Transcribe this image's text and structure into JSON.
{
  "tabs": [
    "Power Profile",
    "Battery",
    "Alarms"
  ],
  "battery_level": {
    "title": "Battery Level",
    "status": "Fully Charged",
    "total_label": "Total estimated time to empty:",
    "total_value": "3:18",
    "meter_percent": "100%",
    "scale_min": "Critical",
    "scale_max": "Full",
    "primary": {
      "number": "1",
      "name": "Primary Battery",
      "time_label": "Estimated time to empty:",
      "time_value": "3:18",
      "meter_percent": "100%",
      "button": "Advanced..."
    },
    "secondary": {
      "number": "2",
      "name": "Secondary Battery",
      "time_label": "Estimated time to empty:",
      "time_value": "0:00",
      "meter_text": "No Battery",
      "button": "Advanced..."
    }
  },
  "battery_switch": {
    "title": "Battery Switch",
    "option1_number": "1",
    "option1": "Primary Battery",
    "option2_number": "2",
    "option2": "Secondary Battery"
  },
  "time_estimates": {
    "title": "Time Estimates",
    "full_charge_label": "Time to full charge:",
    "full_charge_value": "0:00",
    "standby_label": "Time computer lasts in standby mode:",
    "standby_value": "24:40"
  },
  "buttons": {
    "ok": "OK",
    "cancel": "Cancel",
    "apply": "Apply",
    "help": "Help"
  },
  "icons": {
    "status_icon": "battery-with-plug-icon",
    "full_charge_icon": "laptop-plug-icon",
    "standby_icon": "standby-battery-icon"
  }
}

=====

Do this - Your task is to extract all of the records exactly.

Solution for this task -
Transcribe this image's text and structure into JSON.
{
  "tabs": [
    "Power Profile",
    "Battery",
    "Alarms"
  ],
  "battery_level": {
    "title": "Battery Level",
    "status": "Fully Charged",
    "total_label": "Total estimated time to empty:",
    "total_value": "3:18",
    "meter_percent": "100%",
    "scale_min": "Critical",
    "scale_max": "Full",
    "primary": {
      "number": "1",
      "name": "Primary Battery",
      "time_label": "Estimated time to empty:",
      "time_value": "3:18",
      "meter_percent": "100%",
      "button": "Advanced..."
    },
    "secondary": {
      "number": "2",
      "name": "Secondary Battery",
      "time_label": "Estimated time to empty:",
      "time_value": "0:00",
      "meter_text": "No Battery",
      "button": "Advanced..."
    }
  },
  "battery_switch": {
    "title": "Battery Switch",
    "option1_number": "1",
    "option1": "Primary Battery",
    "option2_number": "2",
    "option2": "Secondary Battery"
  },
  "time_estimates": {
    "title": "Time Estimates",
    "full_charge_label": "Time to full charge:",
    "full_charge_value": "0:00",
    "standby_label": "Time computer lasts in standby mode:",
    "standby_value": "24:40"
  },
  "buttons": {
    "ok": "OK",
    "cancel": "Cancel",
    "apply": "Apply",
    "help": "Help"
  },
  "icons": {
    "status_icon": "battery-with-plug-icon",
    "full_charge_icon": "laptop-plug-icon",
    "standby_icon": "standby-battery-icon"
  }
}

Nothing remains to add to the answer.